* begin Data lines *

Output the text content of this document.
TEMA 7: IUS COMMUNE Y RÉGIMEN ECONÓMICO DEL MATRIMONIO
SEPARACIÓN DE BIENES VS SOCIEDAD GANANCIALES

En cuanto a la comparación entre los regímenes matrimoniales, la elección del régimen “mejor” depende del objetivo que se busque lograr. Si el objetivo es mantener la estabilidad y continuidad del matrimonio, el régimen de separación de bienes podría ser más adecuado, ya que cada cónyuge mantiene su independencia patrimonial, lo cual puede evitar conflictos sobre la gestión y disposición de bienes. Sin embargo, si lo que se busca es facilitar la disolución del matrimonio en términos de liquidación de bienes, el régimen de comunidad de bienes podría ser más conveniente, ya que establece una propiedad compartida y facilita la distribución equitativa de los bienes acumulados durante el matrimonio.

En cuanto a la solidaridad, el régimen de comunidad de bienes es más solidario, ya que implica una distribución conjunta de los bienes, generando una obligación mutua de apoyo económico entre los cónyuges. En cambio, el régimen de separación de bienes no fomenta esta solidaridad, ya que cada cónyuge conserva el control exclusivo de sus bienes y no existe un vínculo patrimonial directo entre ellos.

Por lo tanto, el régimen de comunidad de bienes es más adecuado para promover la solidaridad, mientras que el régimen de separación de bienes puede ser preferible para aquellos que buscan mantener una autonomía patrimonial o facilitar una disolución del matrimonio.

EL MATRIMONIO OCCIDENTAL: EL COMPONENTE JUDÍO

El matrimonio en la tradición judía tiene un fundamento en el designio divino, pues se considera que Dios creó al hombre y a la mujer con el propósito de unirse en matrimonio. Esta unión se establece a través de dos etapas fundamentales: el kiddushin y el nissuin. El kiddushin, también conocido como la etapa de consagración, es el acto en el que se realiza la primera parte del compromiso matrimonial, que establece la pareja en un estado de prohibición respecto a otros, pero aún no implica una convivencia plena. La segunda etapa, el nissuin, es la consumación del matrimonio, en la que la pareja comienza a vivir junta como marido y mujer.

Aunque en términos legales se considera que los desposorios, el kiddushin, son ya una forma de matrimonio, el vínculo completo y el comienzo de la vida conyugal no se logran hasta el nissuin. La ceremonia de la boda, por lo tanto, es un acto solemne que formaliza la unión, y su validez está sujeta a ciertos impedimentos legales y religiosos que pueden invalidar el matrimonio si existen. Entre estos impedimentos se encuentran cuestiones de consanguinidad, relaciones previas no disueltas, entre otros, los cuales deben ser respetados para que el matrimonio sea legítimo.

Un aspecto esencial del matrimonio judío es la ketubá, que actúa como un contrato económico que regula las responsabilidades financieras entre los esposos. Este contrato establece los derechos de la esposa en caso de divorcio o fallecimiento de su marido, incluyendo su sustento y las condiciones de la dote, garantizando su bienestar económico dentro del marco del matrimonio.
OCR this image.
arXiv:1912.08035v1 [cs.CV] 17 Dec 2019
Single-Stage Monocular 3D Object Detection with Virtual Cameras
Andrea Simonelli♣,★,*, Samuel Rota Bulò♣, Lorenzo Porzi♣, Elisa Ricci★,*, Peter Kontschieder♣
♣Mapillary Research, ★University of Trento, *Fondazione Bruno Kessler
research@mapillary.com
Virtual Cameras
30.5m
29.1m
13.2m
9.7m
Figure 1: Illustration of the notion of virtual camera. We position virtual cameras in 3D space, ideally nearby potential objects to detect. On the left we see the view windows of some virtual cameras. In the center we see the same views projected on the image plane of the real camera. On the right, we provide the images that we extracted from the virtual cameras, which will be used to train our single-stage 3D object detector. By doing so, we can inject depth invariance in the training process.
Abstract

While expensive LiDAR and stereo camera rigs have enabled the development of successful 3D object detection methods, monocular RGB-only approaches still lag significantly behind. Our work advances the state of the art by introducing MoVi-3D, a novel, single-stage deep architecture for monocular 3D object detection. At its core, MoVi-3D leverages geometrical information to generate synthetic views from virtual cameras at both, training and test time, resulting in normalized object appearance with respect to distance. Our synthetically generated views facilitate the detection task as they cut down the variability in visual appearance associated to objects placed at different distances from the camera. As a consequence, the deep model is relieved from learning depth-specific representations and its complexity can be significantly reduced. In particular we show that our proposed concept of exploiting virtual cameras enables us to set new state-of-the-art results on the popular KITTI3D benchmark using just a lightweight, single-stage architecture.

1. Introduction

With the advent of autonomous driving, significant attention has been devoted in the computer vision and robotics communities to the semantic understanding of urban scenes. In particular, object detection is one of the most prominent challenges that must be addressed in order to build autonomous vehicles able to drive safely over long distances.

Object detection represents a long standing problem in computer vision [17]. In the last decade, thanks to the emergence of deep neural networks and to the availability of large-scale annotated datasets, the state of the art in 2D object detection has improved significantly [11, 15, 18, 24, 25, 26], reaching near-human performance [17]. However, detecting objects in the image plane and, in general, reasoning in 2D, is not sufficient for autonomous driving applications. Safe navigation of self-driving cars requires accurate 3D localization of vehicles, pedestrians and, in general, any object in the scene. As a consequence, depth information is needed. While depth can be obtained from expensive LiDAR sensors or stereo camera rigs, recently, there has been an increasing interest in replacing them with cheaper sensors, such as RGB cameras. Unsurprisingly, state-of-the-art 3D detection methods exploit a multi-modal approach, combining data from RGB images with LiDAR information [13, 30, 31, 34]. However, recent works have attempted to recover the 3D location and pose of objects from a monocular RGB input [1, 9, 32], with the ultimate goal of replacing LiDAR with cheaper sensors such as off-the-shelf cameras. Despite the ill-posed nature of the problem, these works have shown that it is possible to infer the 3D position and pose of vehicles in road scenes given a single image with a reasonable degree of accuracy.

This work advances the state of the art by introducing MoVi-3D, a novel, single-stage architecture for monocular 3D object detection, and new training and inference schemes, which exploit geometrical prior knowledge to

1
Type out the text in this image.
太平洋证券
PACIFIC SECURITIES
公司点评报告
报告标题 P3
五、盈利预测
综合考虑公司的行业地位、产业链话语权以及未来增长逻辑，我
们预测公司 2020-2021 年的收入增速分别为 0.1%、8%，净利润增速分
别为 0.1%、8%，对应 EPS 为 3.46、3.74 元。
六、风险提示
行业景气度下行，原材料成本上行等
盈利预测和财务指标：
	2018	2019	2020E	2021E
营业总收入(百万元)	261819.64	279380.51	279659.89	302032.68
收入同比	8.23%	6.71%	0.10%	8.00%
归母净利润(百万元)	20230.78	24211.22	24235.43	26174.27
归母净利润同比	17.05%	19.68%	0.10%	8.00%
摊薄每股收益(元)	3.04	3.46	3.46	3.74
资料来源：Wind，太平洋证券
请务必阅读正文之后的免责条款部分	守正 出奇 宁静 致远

* end Data lines *

#### Direction:
Produce a verbatim transcription of the entries above.

#### Completed exercise:
Output the text content of this document.
TEMA 7: IUS COMMUNE Y RÉGIMEN ECONÓMICO DEL MATRIMONIO
SEPARACIÓN DE BIENES VS SOCIEDAD GANANCIALES

En cuanto a la comparación entre los regímenes matrimoniales, la elección del régimen “mejor” depende del objetivo que se busque lograr. Si el objetivo es mantener la estabilidad y continuidad del matrimonio, el régimen de separación de bienes podría ser más adecuado, ya que cada cónyuge mantiene su independencia patrimonial, lo cual puede evitar conflictos sobre la gestión y disposición de bienes. Sin embargo, si lo que se busca es facilitar la disolución del matrimonio en términos de liquidación de bienes, el régimen de comunidad de bienes podría ser más conveniente, ya que establece una propiedad compartida y facilita la distribución equitativa de los bienes acumulados durante el matrimonio.

En cuanto a la solidaridad, el régimen de comunidad de bienes es más solidario, ya que implica una distribución conjunta de los bienes, generando una obligación mutua de apoyo económico entre los cónyuges. En cambio, el régimen de separación de bienes no fomenta esta solidaridad, ya que cada cónyuge conserva el control exclusivo de sus bienes y no existe un vínculo patrimonial directo entre ellos.

Por lo tanto, el régimen de comunidad de bienes es más adecuado para promover la solidaridad, mientras que el régimen de separación de bienes puede ser preferible para aquellos que buscan mantener una autonomía patrimonial o facilitar una disolución del matrimonio.

EL MATRIMONIO OCCIDENTAL: EL COMPONENTE JUDÍO

El matrimonio en la tradición judía tiene un fundamento en el designio divino, pues se considera que Dios creó al hombre y a la mujer con el propósito de unirse en matrimonio. Esta unión se establece a través de dos etapas fundamentales: el kiddushin y el nissuin. El kiddushin, también conocido como la etapa de consagración, es el acto en el que se realiza la primera parte del compromiso matrimonial, que establece la pareja en un estado de prohibición respecto a otros, pero aún no implica una convivencia plena. La segunda etapa, el nissuin, es la consumación del matrimonio, en la que la pareja comienza a vivir junta como marido y mujer.

Aunque en términos legales se considera que los desposorios, el kiddushin, son ya una forma de matrimonio, el vínculo completo y el comienzo de la vida conyugal no se logran hasta el nissuin. La ceremonia de la boda, por lo tanto, es un acto solemne que formaliza la unión, y su validez está sujeta a ciertos impedimentos legales y religiosos que pueden invalidar el matrimonio si existen. Entre estos impedimentos se encuentran cuestiones de consanguinidad, relaciones previas no disueltas, entre otros, los cuales deben ser respetados para que el matrimonio sea legítimo.

Un aspecto esencial del matrimonio judío es la ketubá, que actúa como un contrato económico que regula las responsabilidades financieras entre los esposos. Este contrato establece los derechos de la esposa en caso de divorcio o fallecimiento de su marido, incluyendo su sustento y las condiciones de la dote, garantizando su bienestar económico dentro del marco del matrimonio.
OCR this image.
arXiv:1912.08035v1 [cs.CV] 17 Dec 2019
Single-Stage Monocular 3D Object Detection with Virtual Cameras
Andrea Simonelli♣,★,*, Samuel Rota Bulò♣, Lorenzo Porzi♣, Elisa Ricci★,*, Peter Kontschieder♣
♣Mapillary Research, ★University of Trento, *Fondazione Bruno Kessler
research@mapillary.com
Virtual Cameras
30.5m
29.1m
13.2m
9.7m
Figure 1: Illustration of the notion of virtual camera. We position virtual cameras in 3D space, ideally nearby potential objects to detect. On the left we see the view windows of some virtual cameras. In the center we see the same views projected on the image plane of the real camera. On the right, we provide the images that we extracted from the virtual cameras, which will be used to train our single-stage 3D object detector. By doing so, we can inject depth invariance in the training process.
Abstract

While expensive LiDAR and stereo camera rigs have enabled the development of successful 3D object detection methods, monocular RGB-only approaches still lag significantly behind. Our work advances the state of the art by introducing MoVi-3D, a novel, single-stage deep architecture for monocular 3D object detection. At its core, MoVi-3D leverages geometrical information to generate synthetic views from virtual cameras at both, training and test time, resulting in normalized object appearance with respect to distance. Our synthetically generated views facilitate the detection task as they cut down the variability in visual appearance associated to objects placed at different distances from the camera. As a consequence, the deep model is relieved from learning depth-specific representations and its complexity can be significantly reduced. In particular we show that our proposed concept of exploiting virtual cameras enables us to set new state-of-the-art results on the popular KITTI3D benchmark using just a lightweight, single-stage architecture.

1. Introduction

With the advent of autonomous driving, significant attention has been devoted in the computer vision and robotics communities to the semantic understanding of urban scenes. In particular, object detection is one of the most prominent challenges that must be addressed in order to build autonomous vehicles able to drive safely over long distances.

Object detection represents a long standing problem in computer vision [17]. In the last decade, thanks to the emergence of deep neural networks and to the availability of large-scale annotated datasets, the state of the art in 2D object detection has improved significantly [11, 15, 18, 24, 25, 26], reaching near-human performance [17]. However, detecting objects in the image plane and, in general, reasoning in 2D, is not sufficient for autonomous driving applications. Safe navigation of self-driving cars requires accurate 3D localization of vehicles, pedestrians and, in general, any object in the scene. As a consequence, depth information is needed. While depth can be obtained from expensive LiDAR sensors or stereo camera rigs, recently, there has been an increasing interest in replacing them with cheaper sensors, such as RGB cameras. Unsurprisingly, state-of-the-art 3D detection methods exploit a multi-modal approach, combining data from RGB images with LiDAR information [13, 30, 31, 34]. However, recent works have attempted to recover the 3D location and pose of objects from a monocular RGB input [1, 9, 32], with the ultimate goal of replacing LiDAR with cheaper sensors such as off-the-shelf cameras. Despite the ill-posed nature of the problem, these works have shown that it is possible to infer the 3D position and pose of vehicles in road scenes given a single image with a reasonable degree of accuracy.

This work advances the state of the art by introducing MoVi-3D, a novel, single-stage architecture for monocular 3D object detection, and new training and inference schemes, which exploit geometrical prior knowledge to

1
Type out the text in this image.
太平洋证券
PACIFIC SECURITIES
公司点评报告
报告标题 P3
五、盈利预测
综合考虑公司的行业地位、产业链话语权以及未来增长逻辑，我
们预测公司 2020-2021 年的收入增速分别为 0.1%、8%，净利润增速分
别为 0.1%、8%，对应 EPS 为 3.46、3.74 元。
六、风险提示
行业景气度下行，原材料成本上行等
盈利预测和财务指标：
	2018	2019	2020E	2021E
营业总收入(百万元)	261819.64	279380.51	279659.89	302032.68
收入同比	8.23%	6.71%	0.10%	8.00%
归母净利润(百万元)	20230.78	24211.22	24235.43	26174.27
归母净利润同比	17.05%	19.68%	0.10%	8.00%
摊薄每股收益(元)	3.04	3.46	3.46	3.74
资料来源：Wind，太平洋证券
请务必阅读正文之后的免责条款部分	守正 出奇 宁静 致远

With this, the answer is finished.